Tasks for this exercise »
1. From the AWS outage post, quote everything from "Checking the hash" down to "difficult to undo.".
2. Summarize the AWS outage post in two sentences.
3. Give what follows in the AWS outage post, continuing from where it stops.

Quoted text »
============

AWS Outage – Ground-Hog Day Meets Murphy’s Law; You Guys Should Get A Room!

AWS Outage – Ground-Hog Day Meets Murphy’s Law; You Guys Should Get A Room!

AWS Outage – Ground-Hog Day Meets Murphy’s Law; You Guys Should Get A Room!

So, here we go again – I’ve said it once, so I’ll say it again. It gives me no pleasure to write another blog post about AWS suffering another outage in their West Virginia Zone. This because of a couple of reasons: First, the publicity – industry analysts and commentators are divided into two camps, some taking the view that AWS is slightly unfit for the purpose (Barb Darrow from Gigaom: “Cloud outage raises more questions about Amazon Cloud” ) and others taking the more pragmatic view that Instagram, Netflix, etc. (AWS customers) could have been more proactive in protecting themselves against their host going offline (Ingrid Lunden from TechCrunch: “Could Instagram and other sites avoid going down with Amazons Ship”)

The twitter feed kicked in on Saturday morning after the outage on Friday night, and when I saw the first few tweets coming in, I thought it was just people catching up and re-posting regarding the previous AWS issue only two weeks before. But no; it was groundhog day all over again – storm hits; power cut; generators didn’t work; elastic cloud falls over; sites go down!

Checking the hash tags for #Netflix, #Instagram, #AWS and #AWSoutage, I saw all the expected reactions – AWS customers posting stuff like this:

Nearly 28,000 re-tweets, and similar for NetFlix, Pinterest, and Heroku.

The publicity for all of these companies is clearly not good – consumers don’t care or even know what a “host” is. Unless you work in IT, why would you care or want to know? To a consumer, the service they either pay for (Netflix) or use on an hourly basis (Instagram) just doesn’t work, and that type of damage is difficult to undo.

The second reason is that it just gives more fuel to the “I told you so” cloud naysayers. You can just hear old-school CIOs whispering to fearful CEOs all over the world, “the cloud is not ready for us, and we’re certainly not ready for it!”

But I feel I’m repeating myself a bit from my last post, so let’s move on and take an alternate view, one which I subscribe to, and one that infrastructure teams at Netflix et al. would do well to explore.

Putting all your eggs in one basket is clearly a strategy that is both good and bad; good, because you get to be a big customer of a provider; you get economies of scale, better pricing, and someone should pick the phone up when you call, etc., etc., but bad, because you give away some control. When AWS went down, it is clear that many infrastructure teams at customer sites who may have engineered their application to be redundant inside their host didn’t take into account the unthinkable – what happens if the host goes down?

============

Image-based layout entries »

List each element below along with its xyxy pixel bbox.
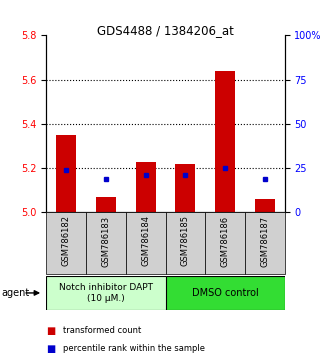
Text: DMSO control: DMSO control — [192, 288, 259, 298]
Text: transformed count: transformed count — [63, 326, 141, 336]
FancyBboxPatch shape — [166, 212, 205, 274]
Text: GSM786185: GSM786185 — [181, 216, 190, 267]
FancyBboxPatch shape — [126, 212, 166, 274]
FancyBboxPatch shape — [245, 212, 285, 274]
FancyBboxPatch shape — [205, 212, 245, 274]
Text: GSM786187: GSM786187 — [260, 216, 269, 267]
Text: GSM786184: GSM786184 — [141, 216, 150, 267]
Text: GSM786183: GSM786183 — [101, 216, 111, 267]
FancyBboxPatch shape — [46, 276, 166, 310]
Bar — [215, 71, 235, 212]
Text: ■: ■ — [46, 344, 56, 354]
Text: agent: agent — [2, 288, 30, 298]
Bar — [255, 199, 275, 212]
Text: ■: ■ — [46, 326, 56, 336]
Text: GSM786182: GSM786182 — [62, 216, 71, 267]
FancyBboxPatch shape — [166, 276, 285, 310]
Text: GDS4488 / 1384206_at: GDS4488 / 1384206_at — [97, 24, 234, 37]
Bar — [136, 161, 156, 212]
Bar — [175, 164, 195, 212]
FancyBboxPatch shape — [86, 212, 126, 274]
Bar — [96, 197, 116, 212]
FancyBboxPatch shape — [46, 212, 86, 274]
Bar — [56, 135, 76, 212]
Text: GSM786186: GSM786186 — [220, 216, 230, 267]
Text: Notch inhibitor DAPT
(10 μM.): Notch inhibitor DAPT (10 μM.) — [59, 283, 153, 303]
Text: percentile rank within the sample: percentile rank within the sample — [63, 344, 205, 353]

============

Task answers »
1.
Checking the hash tags for #Netflix, #Instagram, #AWS and #AWSoutage, I saw all the expected reactions – AWS customers posting stuff like this:

Nearly 28,000 re-tweets, and similar for NetFlix, Pinterest, and Heroku.

The publicity for all of these companies is clearly not good – consumers don’t care or even know what a “host” is. Unless you work in IT, why would you care or want to know? To a consumer, the service they either pay for (Netflix) or use on an hourly basis (Instagram) just doesn’t work, and that type of damage is difficult to undo.

2. The author regrets writing about another AWS outage in the West Virginia zone, which followed a storm and failed backup generators, because it damaged the public image of customers such as Netflix and Instagram and handed cloud skeptics more to criticize. The author argues that relying on one provider brings scale and better pricing but gives away control, and that many customer teams built redundancy inside their host without planning for the host itself going down.

3.
As Michael Lee from ZDNet pointed out in a post on 2 July, quoting Intelligent Business Research Services advisor Jorn Bettin, the blame for the outage may have lain with providers failing to utilise cloud services as they should.

He said that the real issue wasn’t that such a huge cloud-services giant such as Amazon had stumbled over a storm, but that the affected customers – Instagram, Pinterest, Pocket and Netflix (which all suffered from Amazon’s recent outage on the weekend) – hadn’t used the ability of the cloud to create geographically redundant links.

“They could operate at a higher level of redundancy, so that these sort of outages would only have a minimal impact on them. It’s a matter of cost,” Bettin said.

This is the most sensible article I’ve read about the AWS outage issue thus far. Having one provider manage your entire infrastructure without a DR/Back-up strategy with another cloud provider is just commercial madness.

Now, I understand there is a cost element here – the cost of replicating some or all of your infrastructure to spin up when a disaster happens is expensive, isn’t it?

Well, yes and no.

Yes, it’s going to add some level of cost, but what you gain from that is control. You, the System Admin from Pintflixogram, get control to the extent that if your primary host goes down, you get to fire up another, secondary host and maintain your service. Let’s remember AWS is not the only hosting company on the planet. Although they may be perceived as such by many, but in fact there are plenty of regional outfits in the market that are not as cheap as AWS. But guess what – they don’t go down.

On the other hand, if you balance the reputational risk, the customer support calls you have to field, the tickets raised, the PR damage limitation exercise and, finally, the churn as your customer base leaves for your competitor, then no, it’s not expensive.

Companies seem to forget that the quality of hosting service you use is the public perception of your company. You can have the coolest website, the best marketing machine, an awesome product or service, but it all counts for nothing when your customer see’s this:

I can only imagine the frustration and sense of helplessness that the PR folks and the system admins felt, as there is literally nothing they can do to get their service up online until their host tells them they are back up online.

But if they had explored a strategy whereby the client had the control instead of the host, then it could have been service as normal.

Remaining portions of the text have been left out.